Extracted data entries:
==*==

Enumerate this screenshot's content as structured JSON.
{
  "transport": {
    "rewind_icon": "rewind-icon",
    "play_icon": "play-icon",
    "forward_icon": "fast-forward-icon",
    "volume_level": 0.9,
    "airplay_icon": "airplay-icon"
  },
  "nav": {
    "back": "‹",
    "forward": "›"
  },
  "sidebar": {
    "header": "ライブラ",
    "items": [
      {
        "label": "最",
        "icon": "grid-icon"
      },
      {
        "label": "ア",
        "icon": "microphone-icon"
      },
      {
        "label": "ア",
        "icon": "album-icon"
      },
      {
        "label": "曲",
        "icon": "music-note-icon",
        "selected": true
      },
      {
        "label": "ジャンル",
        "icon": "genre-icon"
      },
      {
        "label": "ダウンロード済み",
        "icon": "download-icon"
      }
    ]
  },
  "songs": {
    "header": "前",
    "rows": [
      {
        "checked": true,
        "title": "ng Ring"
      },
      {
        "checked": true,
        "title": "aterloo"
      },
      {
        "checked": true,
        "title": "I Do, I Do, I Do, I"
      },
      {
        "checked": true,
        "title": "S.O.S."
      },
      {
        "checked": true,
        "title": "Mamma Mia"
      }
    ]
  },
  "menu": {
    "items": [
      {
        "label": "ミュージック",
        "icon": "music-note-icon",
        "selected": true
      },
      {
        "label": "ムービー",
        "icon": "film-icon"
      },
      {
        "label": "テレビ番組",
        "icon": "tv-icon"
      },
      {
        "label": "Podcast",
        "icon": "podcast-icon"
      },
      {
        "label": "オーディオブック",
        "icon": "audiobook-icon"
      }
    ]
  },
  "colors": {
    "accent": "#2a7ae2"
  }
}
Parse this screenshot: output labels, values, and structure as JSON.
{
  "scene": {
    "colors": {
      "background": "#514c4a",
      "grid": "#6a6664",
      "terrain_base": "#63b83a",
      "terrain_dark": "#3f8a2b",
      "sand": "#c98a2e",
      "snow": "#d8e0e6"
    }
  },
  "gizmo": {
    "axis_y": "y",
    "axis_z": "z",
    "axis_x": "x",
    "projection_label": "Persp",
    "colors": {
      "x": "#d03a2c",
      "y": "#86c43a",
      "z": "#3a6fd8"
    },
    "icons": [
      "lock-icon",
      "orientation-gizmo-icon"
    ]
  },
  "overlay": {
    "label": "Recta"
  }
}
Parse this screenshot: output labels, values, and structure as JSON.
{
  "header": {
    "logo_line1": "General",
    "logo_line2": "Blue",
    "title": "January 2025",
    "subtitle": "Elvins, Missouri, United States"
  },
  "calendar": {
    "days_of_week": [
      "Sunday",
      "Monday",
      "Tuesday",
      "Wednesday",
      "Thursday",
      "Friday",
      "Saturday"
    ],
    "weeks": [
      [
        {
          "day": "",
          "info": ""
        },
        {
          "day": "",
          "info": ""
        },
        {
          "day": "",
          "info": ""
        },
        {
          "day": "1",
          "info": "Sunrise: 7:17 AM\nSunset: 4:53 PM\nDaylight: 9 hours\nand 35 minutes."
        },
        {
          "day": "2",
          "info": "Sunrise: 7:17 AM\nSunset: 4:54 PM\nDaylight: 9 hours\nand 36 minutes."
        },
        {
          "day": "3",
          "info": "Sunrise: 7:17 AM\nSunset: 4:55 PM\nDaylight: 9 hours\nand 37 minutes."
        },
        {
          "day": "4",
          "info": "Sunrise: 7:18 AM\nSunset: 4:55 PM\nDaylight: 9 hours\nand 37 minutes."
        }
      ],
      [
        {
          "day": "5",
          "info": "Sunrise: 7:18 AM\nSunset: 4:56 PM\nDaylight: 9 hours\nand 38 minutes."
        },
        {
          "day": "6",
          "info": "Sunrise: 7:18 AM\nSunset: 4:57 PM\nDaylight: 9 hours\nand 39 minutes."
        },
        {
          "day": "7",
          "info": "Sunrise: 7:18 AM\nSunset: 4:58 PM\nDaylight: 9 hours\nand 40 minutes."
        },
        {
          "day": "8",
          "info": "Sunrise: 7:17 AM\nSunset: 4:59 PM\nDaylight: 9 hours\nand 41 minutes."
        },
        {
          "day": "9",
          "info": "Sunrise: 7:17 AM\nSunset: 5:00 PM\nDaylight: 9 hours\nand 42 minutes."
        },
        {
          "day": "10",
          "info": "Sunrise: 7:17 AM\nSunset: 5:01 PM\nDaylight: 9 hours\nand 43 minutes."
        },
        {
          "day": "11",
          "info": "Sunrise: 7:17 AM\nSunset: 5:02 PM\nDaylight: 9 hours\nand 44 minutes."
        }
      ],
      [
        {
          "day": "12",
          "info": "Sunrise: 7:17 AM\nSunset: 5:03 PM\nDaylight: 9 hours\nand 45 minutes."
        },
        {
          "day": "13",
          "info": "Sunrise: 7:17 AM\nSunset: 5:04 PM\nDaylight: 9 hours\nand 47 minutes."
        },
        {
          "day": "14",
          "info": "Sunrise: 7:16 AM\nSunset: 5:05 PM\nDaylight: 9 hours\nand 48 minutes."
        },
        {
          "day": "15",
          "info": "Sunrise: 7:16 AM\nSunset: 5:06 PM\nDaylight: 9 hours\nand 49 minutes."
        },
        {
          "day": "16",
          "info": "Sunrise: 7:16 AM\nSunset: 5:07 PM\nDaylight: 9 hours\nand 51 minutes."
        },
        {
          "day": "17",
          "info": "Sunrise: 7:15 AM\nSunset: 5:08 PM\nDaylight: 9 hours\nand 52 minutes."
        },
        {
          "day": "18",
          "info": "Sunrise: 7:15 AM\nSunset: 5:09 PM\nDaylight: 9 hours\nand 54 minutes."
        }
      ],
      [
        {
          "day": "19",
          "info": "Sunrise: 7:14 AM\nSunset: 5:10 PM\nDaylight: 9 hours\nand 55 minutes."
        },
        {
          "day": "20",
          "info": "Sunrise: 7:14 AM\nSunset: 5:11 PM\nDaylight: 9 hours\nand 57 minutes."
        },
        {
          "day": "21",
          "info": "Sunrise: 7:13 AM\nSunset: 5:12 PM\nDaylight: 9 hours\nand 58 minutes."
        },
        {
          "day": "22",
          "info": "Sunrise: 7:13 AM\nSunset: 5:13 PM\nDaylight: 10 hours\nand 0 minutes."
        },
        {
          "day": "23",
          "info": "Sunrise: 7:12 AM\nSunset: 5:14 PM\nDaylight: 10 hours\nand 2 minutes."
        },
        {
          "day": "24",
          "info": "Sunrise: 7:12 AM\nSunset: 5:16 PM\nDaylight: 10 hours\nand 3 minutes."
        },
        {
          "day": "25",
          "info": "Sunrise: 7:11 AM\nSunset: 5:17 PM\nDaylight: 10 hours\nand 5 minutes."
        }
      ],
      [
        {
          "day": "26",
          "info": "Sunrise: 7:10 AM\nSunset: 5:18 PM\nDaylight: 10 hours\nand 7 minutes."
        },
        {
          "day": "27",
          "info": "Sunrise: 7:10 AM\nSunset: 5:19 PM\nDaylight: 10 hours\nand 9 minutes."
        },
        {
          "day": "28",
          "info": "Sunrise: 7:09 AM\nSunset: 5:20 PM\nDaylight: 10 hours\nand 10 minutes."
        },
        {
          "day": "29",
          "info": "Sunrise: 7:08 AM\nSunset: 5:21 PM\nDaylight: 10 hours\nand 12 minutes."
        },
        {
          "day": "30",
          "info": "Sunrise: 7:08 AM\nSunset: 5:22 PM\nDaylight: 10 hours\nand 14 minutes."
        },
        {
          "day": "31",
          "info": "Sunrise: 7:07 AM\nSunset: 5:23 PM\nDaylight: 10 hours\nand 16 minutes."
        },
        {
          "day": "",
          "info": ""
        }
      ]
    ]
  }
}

==*==

= EXERCISE =
Restate the whole of the material exactly.

= RESPONSE FOR THIS EXERCISE =
Enumerate this screenshot's content as structured JSON.
{
  "transport": {
    "rewind_icon": "rewind-icon",
    "play_icon": "play-icon",
    "forward_icon": "fast-forward-icon",
    "volume_level": 0.9,
    "airplay_icon": "airplay-icon"
  },
  "nav": {
    "back": "‹",
    "forward": "›"
  },
  "sidebar": {
    "header": "ライブラ",
    "items": [
      {
        "label": "最",
        "icon": "grid-icon"
      },
      {
        "label": "ア",
        "icon": "microphone-icon"
      },
      {
        "label": "ア",
        "icon": "album-icon"
      },
      {
        "label": "曲",
        "icon": "music-note-icon",
        "selected": true
      },
      {
        "label": "ジャンル",
        "icon": "genre-icon"
      },
      {
        "label": "ダウンロード済み",
        "icon": "download-icon"
      }
    ]
  },
  "songs": {
    "header": "前",
    "rows": [
      {
        "checked": true,
        "title": "ng Ring"
      },
      {
        "checked": true,
        "title": "aterloo"
      },
      {
        "checked": true,
        "title": "I Do, I Do, I Do, I"
      },
      {
        "checked": true,
        "title": "S.O.S."
      },
      {
        "checked": true,
        "title": "Mamma Mia"
      }
    ]
  },
  "menu": {
    "items": [
      {
        "label": "ミュージック",
        "icon": "music-note-icon",
        "selected": true
      },
      {
        "label": "ムービー",
        "icon": "film-icon"
      },
      {
        "label": "テレビ番組",
        "icon": "tv-icon"
      },
      {
        "label": "Podcast",
        "icon": "podcast-icon"
      },
      {
        "label": "オーディオブック",
        "icon": "audiobook-icon"
      }
    ]
  },
  "colors": {
    "accent": "#2a7ae2"
  }
}
Parse this screenshot: output labels, values, and structure as JSON.
{
  "scene": {
    "colors": {
      "background": "#514c4a",
      "grid": "#6a6664",
      "terrain_base": "#63b83a",
      "terrain_dark": "#3f8a2b",
      "sand": "#c98a2e",
      "snow": "#d8e0e6"
    }
  },
  "gizmo": {
    "axis_y": "y",
    "axis_z": "z",
    "axis_x": "x",
    "projection_label": "Persp",
    "colors": {
      "x": "#d03a2c",
      "y": "#86c43a",
      "z": "#3a6fd8"
    },
    "icons": [
      "lock-icon",
      "orientation-gizmo-icon"
    ]
  },
  "overlay": {
    "label": "Recta"
  }
}
Parse this screenshot: output labels, values, and structure as JSON.
{
  "header": {
    "logo_line1": "General",
    "logo_line2": "Blue",
    "title": "January 2025",
    "subtitle": "Elvins, Missouri, United States"
  },
  "calendar": {
    "days_of_week": [
      "Sunday",
      "Monday",
      "Tuesday",
      "Wednesday",
      "Thursday",
      "Friday",
      "Saturday"
    ],
    "weeks": [
      [
        {
          "day": "",
          "info": ""
        },
        {
          "day": "",
          "info": ""
        },
        {
          "day": "",
          "info": ""
        },
        {
          "day": "1",
          "info": "Sunrise: 7:17 AM\nSunset: 4:53 PM\nDaylight: 9 hours\nand 35 minutes."
        },
        {
          "day": "2",
          "info": "Sunrise: 7:17 AM\nSunset: 4:54 PM\nDaylight: 9 hours\nand 36 minutes."
        },
        {
          "day": "3",
          "info": "Sunrise: 7:17 AM\nSunset: 4:55 PM\nDaylight: 9 hours\nand 37 minutes."
        },
        {
          "day": "4",
          "info": "Sunrise: 7:18 AM\nSunset: 4:55 PM\nDaylight: 9 hours\nand 37 minutes."
        }
      ],
      [
        {
          "day": "5",
          "info": "Sunrise: 7:18 AM\nSunset: 4:56 PM\nDaylight: 9 hours\nand 38 minutes."
        },
        {
          "day": "6",
          "info": "Sunrise: 7:18 AM\nSunset: 4:57 PM\nDaylight: 9 hours\nand 39 minutes."
        },
        {
          "day": "7",
          "info": "Sunrise: 7:18 AM\nSunset: 4:58 PM\nDaylight: 9 hours\nand 40 minutes."
        },
        {
          "day": "8",
          "info": "Sunrise: 7:17 AM\nSunset: 4:59 PM\nDaylight: 9 hours\nand 41 minutes."
        },
        {
          "day": "9",
          "info": "Sunrise: 7:17 AM\nSunset: 5:00 PM\nDaylight: 9 hours\nand 42 minutes."
        },
        {
          "day": "10",
          "info": "Sunrise: 7:17 AM\nSunset: 5:01 PM\nDaylight: 9 hours\nand 43 minutes."
        },
        {
          "day": "11",
          "info": "Sunrise: 7:17 AM\nSunset: 5:02 PM\nDaylight: 9 hours\nand 44 minutes."
        }
      ],
      [
        {
          "day": "12",
          "info": "Sunrise: 7:17 AM\nSunset: 5:03 PM\nDaylight: 9 hours\nand 45 minutes."
        },
        {
          "day": "13",
          "info": "Sunrise: 7:17 AM\nSunset: 5:04 PM\nDaylight: 9 hours\nand 47 minutes."
        },
        {
          "day": "14",
          "info": "Sunrise: 7:16 AM\nSunset: 5:05 PM\nDaylight: 9 hours\nand 48 minutes."
        },
        {
          "day": "15",
          "info": "Sunrise: 7:16 AM\nSunset: 5:06 PM\nDaylight: 9 hours\nand 49 minutes."
        },
        {
          "day": "16",
          "info": "Sunrise: 7:16 AM\nSunset: 5:07 PM\nDaylight: 9 hours\nand 51 minutes."
        },
        {
          "day": "17",
          "info": "Sunrise: 7:15 AM\nSunset: 5:08 PM\nDaylight: 9 hours\nand 52 minutes."
        },
        {
          "day": "18",
          "info": "Sunrise: 7:15 AM\nSunset: 5:09 PM\nDaylight: 9 hours\nand 54 minutes."
        }
      ],
      [
        {
          "day": "19",
          "info": "Sunrise: 7:14 AM\nSunset: 5:10 PM\nDaylight: 9 hours\nand 55 minutes."
        },
        {
          "day": "20",
          "info": "Sunrise: 7:14 AM\nSunset: 5:11 PM\nDaylight: 9 hours\nand 57 minutes."
        },
        {
          "day": "21",
          "info": "Sunrise: 7:13 AM\nSunset: 5:12 PM\nDaylight: 9 hours\nand 58 minutes."
        },
        {
          "day": "22",
          "info": "Sunrise: 7:13 AM\nSunset: 5:13 PM\nDaylight: 10 hours\nand 0 minutes."
        },
        {
          "day": "23",
          "info": "Sunrise: 7:12 AM\nSunset: 5:14 PM\nDaylight: 10 hours\nand 2 minutes."
        },
        {
          "day": "24",
          "info": "Sunrise: 7:12 AM\nSunset: 5:16 PM\nDaylight: 10 hours\nand 3 minutes."
        },
        {
          "day": "25",
          "info": "Sunrise: 7:11 AM\nSunset: 5:17 PM\nDaylight: 10 hours\nand 5 minutes."
        }
      ],
      [
        {
          "day": "26",
          "info": "Sunrise: 7:10 AM\nSunset: 5:18 PM\nDaylight: 10 hours\nand 7 minutes."
        },
        {
          "day": "27",
          "info": "Sunrise: 7:10 AM\nSunset: 5:19 PM\nDaylight: 10 hours\nand 9 minutes."
        },
        {
          "day": "28",
          "info": "Sunrise: 7:09 AM\nSunset: 5:20 PM\nDaylight: 10 hours\nand 10 minutes."
        },
        {
          "day": "29",
          "info": "Sunrise: 7:08 AM\nSunset: 5:21 PM\nDaylight: 10 hours\nand 12 minutes."
        },
        {
          "day": "30",
          "info": "Sunrise: 7:08 AM\nSunset: 5:22 PM\nDaylight: 10 hours\nand 14 minutes."
        },
        {
          "day": "31",
          "info": "Sunrise: 7:07 AM\nSunset: 5:23 PM\nDaylight: 10 hours\nand 16 minutes."
        },
        {
          "day": "",
          "info": ""
        }
      ]
    ]
  }
}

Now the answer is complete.